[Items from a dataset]
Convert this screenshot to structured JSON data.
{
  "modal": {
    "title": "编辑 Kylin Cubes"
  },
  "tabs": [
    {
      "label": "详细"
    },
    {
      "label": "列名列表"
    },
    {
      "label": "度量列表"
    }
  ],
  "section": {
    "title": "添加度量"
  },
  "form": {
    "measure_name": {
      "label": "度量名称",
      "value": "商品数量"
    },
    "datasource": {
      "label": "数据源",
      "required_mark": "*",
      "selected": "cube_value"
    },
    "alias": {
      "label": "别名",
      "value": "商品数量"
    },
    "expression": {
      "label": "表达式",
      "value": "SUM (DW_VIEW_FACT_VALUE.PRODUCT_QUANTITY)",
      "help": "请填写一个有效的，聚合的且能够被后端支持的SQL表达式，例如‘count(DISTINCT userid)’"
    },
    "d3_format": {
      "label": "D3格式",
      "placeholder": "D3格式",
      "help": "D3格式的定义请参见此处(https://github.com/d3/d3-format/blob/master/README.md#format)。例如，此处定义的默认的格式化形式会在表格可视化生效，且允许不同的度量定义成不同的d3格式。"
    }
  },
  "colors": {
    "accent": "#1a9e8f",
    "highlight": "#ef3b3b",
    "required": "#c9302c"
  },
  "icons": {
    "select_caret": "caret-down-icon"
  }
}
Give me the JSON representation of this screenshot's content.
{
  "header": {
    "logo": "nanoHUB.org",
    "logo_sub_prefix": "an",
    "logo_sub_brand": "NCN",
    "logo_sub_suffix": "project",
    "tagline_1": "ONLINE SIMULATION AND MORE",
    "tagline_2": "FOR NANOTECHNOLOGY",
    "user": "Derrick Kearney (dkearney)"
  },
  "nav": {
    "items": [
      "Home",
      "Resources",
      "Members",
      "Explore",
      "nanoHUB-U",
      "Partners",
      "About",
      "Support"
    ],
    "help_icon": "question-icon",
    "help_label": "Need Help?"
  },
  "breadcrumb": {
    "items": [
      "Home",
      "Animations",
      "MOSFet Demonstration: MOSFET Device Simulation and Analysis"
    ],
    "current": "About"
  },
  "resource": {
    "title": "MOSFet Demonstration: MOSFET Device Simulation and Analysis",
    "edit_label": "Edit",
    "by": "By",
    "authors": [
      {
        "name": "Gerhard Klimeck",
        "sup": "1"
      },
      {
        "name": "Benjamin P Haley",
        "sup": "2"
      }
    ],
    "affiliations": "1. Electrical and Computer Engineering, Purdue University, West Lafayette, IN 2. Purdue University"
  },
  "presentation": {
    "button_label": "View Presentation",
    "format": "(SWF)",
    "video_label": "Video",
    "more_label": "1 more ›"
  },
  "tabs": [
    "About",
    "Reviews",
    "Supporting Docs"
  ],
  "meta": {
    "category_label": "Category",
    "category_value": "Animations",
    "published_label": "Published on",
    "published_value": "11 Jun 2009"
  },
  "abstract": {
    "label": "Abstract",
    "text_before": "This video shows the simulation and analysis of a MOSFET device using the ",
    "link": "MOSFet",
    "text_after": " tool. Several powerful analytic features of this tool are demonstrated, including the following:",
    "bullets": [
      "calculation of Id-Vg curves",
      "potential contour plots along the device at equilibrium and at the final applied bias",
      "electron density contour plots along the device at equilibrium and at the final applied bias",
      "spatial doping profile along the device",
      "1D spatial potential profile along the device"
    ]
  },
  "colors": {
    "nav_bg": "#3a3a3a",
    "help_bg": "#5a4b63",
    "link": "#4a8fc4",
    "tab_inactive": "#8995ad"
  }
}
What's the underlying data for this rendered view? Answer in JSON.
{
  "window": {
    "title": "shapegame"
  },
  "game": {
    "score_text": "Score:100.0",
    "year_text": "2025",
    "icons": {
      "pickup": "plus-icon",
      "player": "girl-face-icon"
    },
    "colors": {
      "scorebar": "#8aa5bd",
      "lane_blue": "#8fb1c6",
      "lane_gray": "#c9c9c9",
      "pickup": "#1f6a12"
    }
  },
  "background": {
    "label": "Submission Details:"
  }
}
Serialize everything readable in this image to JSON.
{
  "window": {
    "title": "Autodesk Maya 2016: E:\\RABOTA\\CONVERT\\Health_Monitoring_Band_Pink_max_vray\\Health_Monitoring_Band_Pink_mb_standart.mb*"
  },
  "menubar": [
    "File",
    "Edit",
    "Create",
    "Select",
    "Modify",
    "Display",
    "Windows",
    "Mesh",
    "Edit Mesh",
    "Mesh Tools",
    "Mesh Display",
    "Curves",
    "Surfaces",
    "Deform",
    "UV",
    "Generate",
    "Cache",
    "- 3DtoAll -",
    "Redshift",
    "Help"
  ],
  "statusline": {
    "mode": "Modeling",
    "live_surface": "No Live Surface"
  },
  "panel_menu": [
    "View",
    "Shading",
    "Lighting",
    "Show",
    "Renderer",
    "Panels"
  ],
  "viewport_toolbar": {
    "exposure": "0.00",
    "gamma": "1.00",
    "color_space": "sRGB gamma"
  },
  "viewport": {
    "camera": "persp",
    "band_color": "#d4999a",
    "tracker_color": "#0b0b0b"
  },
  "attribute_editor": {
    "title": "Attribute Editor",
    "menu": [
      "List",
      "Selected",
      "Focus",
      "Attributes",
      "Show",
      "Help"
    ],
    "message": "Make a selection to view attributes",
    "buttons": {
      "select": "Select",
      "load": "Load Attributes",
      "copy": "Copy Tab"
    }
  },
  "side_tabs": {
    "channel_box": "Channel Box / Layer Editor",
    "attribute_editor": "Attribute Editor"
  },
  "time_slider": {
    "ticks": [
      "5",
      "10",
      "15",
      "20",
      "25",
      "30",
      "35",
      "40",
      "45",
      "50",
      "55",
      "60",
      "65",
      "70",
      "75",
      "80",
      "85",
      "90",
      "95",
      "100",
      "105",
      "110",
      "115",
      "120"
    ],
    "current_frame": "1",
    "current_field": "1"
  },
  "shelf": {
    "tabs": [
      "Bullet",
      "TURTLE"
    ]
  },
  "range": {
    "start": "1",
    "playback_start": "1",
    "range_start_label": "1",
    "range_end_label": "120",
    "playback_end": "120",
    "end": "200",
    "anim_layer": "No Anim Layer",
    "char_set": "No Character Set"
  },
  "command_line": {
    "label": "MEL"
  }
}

WHAT IS ASKED - Which lines contain "spatial"? Copy each of them.

THE RESULT -
      "spatial doping profile along the device",
      "1D spatial potential profile along the device"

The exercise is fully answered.